* OBJECTIVE:
Write out all the data again, exactly as it stands.
##### DATASET EXTRACT #####
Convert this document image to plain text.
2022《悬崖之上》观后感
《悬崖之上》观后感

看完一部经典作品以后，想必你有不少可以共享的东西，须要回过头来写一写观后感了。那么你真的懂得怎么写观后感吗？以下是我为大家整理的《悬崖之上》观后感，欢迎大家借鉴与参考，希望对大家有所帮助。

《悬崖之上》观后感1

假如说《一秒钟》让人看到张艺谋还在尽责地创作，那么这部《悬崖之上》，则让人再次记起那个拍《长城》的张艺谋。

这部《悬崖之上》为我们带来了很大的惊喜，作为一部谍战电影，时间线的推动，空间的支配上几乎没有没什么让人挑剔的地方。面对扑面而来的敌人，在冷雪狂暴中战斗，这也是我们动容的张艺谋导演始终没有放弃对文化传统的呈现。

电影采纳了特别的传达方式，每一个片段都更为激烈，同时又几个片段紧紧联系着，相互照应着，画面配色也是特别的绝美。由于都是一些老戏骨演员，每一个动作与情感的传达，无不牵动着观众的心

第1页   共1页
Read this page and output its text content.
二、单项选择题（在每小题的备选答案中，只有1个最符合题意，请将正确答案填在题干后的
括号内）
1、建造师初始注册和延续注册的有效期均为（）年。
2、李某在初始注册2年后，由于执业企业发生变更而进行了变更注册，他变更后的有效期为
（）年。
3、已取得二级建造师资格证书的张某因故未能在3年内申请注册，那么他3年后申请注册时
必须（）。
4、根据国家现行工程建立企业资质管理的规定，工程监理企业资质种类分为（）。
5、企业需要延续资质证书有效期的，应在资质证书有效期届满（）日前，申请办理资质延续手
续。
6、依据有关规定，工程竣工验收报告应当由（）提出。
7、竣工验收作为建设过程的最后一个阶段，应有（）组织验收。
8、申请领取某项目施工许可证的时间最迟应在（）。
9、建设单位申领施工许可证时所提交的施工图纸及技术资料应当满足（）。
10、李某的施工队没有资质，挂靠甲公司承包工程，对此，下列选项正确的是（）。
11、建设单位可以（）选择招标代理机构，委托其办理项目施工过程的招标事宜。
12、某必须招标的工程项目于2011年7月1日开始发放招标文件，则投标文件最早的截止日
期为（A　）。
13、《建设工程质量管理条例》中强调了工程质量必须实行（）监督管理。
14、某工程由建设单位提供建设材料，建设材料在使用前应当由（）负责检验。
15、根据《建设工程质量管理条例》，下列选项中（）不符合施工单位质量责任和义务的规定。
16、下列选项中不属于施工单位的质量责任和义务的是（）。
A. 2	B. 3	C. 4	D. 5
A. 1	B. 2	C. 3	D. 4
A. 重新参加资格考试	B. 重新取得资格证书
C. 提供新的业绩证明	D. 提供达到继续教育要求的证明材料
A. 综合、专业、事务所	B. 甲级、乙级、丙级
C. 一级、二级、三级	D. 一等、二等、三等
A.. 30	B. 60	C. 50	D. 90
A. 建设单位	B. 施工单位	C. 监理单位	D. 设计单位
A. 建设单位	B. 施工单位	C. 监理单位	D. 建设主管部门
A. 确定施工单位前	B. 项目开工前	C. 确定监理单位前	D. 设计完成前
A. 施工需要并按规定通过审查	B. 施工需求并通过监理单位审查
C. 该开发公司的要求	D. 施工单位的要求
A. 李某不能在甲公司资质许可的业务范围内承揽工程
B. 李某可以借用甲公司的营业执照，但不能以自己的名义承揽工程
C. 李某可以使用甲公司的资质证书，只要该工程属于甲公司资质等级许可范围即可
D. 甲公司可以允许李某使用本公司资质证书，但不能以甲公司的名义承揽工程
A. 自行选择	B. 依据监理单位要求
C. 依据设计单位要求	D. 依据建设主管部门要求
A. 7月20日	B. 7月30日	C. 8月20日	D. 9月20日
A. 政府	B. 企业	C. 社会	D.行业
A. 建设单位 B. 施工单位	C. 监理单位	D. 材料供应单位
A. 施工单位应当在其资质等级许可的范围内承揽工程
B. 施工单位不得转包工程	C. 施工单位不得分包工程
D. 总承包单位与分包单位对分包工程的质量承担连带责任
#####
* ANSWER TO THIS TASK:
Convert this document image to plain text.
2022《悬崖之上》观后感
《悬崖之上》观后感

看完一部经典作品以后，想必你有不少可以共享的东西，须要回过头来写一写观后感了。那么你真的懂得怎么写观后感吗？以下是我为大家整理的《悬崖之上》观后感，欢迎大家借鉴与参考，希望对大家有所帮助。

《悬崖之上》观后感1

假如说《一秒钟》让人看到张艺谋还在尽责地创作，那么这部《悬崖之上》，则让人再次记起那个拍《长城》的张艺谋。

这部《悬崖之上》为我们带来了很大的惊喜，作为一部谍战电影，时间线的推动，空间的支配上几乎没有没什么让人挑剔的地方。面对扑面而来的敌人，在冷雪狂暴中战斗，这也是我们动容的张艺谋导演始终没有放弃对文化传统的呈现。

电影采纳了特别的传达方式，每一个片段都更为激烈，同时又几个片段紧紧联系着，相互照应着，画面配色也是特别的绝美。由于都是一些老戏骨演员，每一个动作与情感的传达，无不牵动着观众的心

第1页   共1页
Read this page and output its text content.
二、单项选择题（在每小题的备选答案中，只有1个最符合题意，请将正确答案填在题干后的
括号内）
1、建造师初始注册和延续注册的有效期均为（）年。
2、李某在初始注册2年后，由于执业企业发生变更而进行了变更注册，他变更后的有效期为
（）年。
3、已取得二级建造师资格证书的张某因故未能在3年内申请注册，那么他3年后申请注册时
必须（）。
4、根据国家现行工程建立企业资质管理的规定，工程监理企业资质种类分为（）。
5、企业需要延续资质证书有效期的，应在资质证书有效期届满（）日前，申请办理资质延续手
续。
6、依据有关规定，工程竣工验收报告应当由（）提出。
7、竣工验收作为建设过程的最后一个阶段，应有（）组织验收。
8、申请领取某项目施工许可证的时间最迟应在（）。
9、建设单位申领施工许可证时所提交的施工图纸及技术资料应当满足（）。
10、李某的施工队没有资质，挂靠甲公司承包工程，对此，下列选项正确的是（）。
11、建设单位可以（）选择招标代理机构，委托其办理项目施工过程的招标事宜。
12、某必须招标的工程项目于2011年7月1日开始发放招标文件，则投标文件最早的截止日
期为（A　）。
13、《建设工程质量管理条例》中强调了工程质量必须实行（）监督管理。
14、某工程由建设单位提供建设材料，建设材料在使用前应当由（）负责检验。
15、根据《建设工程质量管理条例》，下列选项中（）不符合施工单位质量责任和义务的规定。
16、下列选项中不属于施工单位的质量责任和义务的是（）。
A. 2	B. 3	C. 4	D. 5
A. 1	B. 2	C. 3	D. 4
A. 重新参加资格考试	B. 重新取得资格证书
C. 提供新的业绩证明	D. 提供达到继续教育要求的证明材料
A. 综合、专业、事务所	B. 甲级、乙级、丙级
C. 一级、二级、三级	D. 一等、二等、三等
A.. 30	B. 60	C. 50	D. 90
A. 建设单位	B. 施工单位	C. 监理单位	D. 设计单位
A. 建设单位	B. 施工单位	C. 监理单位	D. 建设主管部门
A. 确定施工单位前	B. 项目开工前	C. 确定监理单位前	D. 设计完成前
A. 施工需要并按规定通过审查	B. 施工需求并通过监理单位审查
C. 该开发公司的要求	D. 施工单位的要求
A. 李某不能在甲公司资质许可的业务范围内承揽工程
B. 李某可以借用甲公司的营业执照，但不能以自己的名义承揽工程
C. 李某可以使用甲公司的资质证书，只要该工程属于甲公司资质等级许可范围即可
D. 甲公司可以允许李某使用本公司资质证书，但不能以甲公司的名义承揽工程
A. 自行选择	B. 依据监理单位要求
C. 依据设计单位要求	D. 依据建设主管部门要求
A. 7月20日	B. 7月30日	C. 8月20日	D. 9月20日
A. 政府	B. 企业	C. 社会	D.行业
A. 建设单位 B. 施工单位	C. 监理单位	D. 材料供应单位
A. 施工单位应当在其资质等级许可的范围内承揽工程
B. 施工单位不得转包工程	C. 施工单位不得分包工程
D. 总承包单位与分包单位对分包工程的质量承担连带责任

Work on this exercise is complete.